[Dataset entries]
## Start

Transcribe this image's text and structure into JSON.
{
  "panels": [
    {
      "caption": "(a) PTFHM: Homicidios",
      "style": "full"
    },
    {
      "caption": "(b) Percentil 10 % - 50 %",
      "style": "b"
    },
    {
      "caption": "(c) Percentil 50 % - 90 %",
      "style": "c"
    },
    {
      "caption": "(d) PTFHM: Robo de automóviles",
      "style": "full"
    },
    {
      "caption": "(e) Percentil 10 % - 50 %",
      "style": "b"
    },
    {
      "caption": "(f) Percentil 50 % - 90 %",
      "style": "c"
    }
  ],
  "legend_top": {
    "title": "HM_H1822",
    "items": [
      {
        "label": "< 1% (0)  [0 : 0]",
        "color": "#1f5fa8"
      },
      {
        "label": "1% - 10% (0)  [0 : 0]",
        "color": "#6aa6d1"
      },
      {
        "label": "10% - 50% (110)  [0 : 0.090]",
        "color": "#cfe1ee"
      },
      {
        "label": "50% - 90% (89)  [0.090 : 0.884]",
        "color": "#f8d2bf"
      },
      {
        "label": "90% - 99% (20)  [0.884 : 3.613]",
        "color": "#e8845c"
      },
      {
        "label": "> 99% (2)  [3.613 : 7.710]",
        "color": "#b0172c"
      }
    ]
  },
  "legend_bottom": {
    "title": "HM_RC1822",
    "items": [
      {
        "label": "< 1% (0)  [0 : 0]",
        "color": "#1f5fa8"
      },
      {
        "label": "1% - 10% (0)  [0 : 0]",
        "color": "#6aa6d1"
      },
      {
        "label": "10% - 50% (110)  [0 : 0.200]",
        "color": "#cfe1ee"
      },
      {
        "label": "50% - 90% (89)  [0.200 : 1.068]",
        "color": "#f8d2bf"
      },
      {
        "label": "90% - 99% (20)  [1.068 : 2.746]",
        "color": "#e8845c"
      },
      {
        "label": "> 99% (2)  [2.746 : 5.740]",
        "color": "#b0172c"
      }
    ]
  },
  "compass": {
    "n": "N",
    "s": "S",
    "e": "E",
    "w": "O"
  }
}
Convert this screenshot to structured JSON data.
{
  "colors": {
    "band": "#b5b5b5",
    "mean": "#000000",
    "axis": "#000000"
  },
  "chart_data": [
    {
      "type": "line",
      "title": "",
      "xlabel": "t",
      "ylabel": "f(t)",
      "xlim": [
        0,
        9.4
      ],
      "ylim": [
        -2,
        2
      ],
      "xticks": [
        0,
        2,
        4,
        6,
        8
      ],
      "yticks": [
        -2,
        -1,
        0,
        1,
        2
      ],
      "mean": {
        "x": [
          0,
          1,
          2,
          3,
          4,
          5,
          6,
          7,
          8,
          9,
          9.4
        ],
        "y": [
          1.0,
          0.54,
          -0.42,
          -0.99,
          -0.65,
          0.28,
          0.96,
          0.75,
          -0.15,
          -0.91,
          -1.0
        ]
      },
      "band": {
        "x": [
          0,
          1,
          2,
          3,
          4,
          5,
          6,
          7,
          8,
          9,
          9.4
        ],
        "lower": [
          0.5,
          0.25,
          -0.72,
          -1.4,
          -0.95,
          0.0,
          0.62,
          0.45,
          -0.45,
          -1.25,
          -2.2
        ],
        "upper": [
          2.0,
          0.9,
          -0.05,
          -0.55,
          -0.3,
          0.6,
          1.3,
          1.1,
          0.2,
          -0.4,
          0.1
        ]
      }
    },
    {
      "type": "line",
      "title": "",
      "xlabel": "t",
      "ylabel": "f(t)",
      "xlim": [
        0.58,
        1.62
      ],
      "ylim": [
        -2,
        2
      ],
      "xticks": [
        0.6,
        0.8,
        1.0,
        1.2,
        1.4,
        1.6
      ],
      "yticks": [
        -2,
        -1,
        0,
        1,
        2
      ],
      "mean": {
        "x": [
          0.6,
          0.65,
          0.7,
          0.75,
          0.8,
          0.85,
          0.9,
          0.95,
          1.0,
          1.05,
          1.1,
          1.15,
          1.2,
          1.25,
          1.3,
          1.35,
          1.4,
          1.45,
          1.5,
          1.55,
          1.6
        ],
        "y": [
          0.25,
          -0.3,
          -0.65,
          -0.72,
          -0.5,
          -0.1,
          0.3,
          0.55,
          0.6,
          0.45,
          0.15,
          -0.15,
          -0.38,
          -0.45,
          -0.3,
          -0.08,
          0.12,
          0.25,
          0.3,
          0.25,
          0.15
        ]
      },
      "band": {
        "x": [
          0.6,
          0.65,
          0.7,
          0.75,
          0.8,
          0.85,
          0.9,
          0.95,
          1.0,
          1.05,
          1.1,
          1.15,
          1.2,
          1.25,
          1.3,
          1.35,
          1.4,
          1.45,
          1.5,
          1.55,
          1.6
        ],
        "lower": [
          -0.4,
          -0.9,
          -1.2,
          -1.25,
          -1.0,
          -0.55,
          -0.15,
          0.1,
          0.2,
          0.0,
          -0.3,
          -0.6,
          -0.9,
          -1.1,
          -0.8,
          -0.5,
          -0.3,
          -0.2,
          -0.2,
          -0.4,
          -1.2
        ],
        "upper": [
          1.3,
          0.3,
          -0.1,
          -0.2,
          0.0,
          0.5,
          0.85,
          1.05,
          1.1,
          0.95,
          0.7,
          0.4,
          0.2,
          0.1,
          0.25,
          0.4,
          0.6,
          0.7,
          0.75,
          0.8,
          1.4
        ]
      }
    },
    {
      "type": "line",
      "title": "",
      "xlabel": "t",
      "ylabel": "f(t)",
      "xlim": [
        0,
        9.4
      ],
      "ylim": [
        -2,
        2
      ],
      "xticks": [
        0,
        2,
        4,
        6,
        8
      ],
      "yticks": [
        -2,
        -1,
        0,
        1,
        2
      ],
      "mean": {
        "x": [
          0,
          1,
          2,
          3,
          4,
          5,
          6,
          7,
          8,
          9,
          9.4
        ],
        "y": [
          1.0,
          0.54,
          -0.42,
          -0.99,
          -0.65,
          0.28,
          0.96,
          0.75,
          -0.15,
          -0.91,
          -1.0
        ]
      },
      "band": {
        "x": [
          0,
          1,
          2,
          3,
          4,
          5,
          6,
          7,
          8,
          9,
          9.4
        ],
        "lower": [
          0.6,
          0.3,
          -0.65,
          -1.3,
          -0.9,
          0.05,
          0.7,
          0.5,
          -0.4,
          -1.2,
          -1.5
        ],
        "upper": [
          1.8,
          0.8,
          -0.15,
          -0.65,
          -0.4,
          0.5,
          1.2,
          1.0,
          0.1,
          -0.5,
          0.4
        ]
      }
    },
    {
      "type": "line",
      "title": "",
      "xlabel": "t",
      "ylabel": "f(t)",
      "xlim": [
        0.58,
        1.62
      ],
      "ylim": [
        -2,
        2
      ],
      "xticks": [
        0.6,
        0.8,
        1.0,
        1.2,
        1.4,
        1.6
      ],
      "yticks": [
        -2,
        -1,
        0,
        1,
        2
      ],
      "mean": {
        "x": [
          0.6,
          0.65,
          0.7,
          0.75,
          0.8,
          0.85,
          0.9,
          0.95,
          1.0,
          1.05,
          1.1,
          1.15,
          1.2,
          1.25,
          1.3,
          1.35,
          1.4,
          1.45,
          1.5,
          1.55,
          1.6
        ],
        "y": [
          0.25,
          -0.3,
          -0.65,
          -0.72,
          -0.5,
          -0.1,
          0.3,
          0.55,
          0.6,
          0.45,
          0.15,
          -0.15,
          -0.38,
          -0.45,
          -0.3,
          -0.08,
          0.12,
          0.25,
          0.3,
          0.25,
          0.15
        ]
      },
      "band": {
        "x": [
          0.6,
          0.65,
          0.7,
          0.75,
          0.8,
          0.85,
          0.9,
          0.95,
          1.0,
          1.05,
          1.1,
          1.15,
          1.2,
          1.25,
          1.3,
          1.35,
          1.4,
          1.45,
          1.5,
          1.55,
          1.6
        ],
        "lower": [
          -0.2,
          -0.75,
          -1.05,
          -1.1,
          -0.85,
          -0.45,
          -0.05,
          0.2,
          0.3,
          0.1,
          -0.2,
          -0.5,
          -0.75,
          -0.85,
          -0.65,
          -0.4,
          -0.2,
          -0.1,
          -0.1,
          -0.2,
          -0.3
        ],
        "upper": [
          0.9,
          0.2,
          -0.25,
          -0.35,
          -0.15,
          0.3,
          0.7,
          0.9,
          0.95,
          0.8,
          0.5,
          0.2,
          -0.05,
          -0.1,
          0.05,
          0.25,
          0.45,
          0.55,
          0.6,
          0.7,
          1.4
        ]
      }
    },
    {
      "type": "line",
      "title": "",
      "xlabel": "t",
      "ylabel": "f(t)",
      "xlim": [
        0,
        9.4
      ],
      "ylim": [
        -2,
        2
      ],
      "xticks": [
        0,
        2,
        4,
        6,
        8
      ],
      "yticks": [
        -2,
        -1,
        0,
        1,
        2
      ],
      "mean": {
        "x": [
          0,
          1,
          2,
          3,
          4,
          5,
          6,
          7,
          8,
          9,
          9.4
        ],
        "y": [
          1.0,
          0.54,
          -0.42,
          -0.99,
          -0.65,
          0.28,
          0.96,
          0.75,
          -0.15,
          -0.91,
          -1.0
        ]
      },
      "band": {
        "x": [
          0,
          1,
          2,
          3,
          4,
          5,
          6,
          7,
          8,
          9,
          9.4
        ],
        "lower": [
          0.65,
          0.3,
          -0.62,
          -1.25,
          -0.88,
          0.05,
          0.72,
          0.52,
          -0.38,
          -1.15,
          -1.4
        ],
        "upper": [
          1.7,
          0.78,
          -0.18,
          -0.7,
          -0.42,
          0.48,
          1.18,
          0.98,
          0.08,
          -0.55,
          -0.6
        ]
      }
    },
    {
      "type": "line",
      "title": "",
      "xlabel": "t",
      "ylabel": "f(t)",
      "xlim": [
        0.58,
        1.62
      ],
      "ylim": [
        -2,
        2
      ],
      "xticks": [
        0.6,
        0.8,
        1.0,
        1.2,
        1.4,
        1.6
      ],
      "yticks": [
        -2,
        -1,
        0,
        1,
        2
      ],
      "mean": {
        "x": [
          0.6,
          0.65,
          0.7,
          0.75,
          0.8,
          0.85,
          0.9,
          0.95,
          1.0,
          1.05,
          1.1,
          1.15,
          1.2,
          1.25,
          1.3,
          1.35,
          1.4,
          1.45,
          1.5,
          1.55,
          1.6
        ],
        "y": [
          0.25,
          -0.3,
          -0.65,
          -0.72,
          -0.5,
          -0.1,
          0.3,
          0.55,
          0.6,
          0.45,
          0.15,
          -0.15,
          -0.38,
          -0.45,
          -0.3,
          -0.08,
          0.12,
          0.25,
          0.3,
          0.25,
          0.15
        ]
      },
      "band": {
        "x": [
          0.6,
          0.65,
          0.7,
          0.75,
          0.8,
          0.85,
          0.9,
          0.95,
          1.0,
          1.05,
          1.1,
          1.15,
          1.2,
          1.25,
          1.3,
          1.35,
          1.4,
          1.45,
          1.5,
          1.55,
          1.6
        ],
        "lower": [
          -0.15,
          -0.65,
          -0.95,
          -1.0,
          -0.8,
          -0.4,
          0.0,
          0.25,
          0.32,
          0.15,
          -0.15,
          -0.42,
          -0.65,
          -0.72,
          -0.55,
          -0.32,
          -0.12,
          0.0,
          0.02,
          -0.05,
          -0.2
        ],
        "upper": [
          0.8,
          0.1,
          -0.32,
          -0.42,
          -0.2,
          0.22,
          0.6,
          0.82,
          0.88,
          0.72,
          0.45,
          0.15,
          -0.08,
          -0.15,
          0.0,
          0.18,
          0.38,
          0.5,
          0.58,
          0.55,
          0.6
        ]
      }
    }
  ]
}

## End

Sift through the entries and copy every line with "JSON".

• **Full output**
Transcribe this image's text and structure into JSON.
Convert this screenshot to structured JSON data.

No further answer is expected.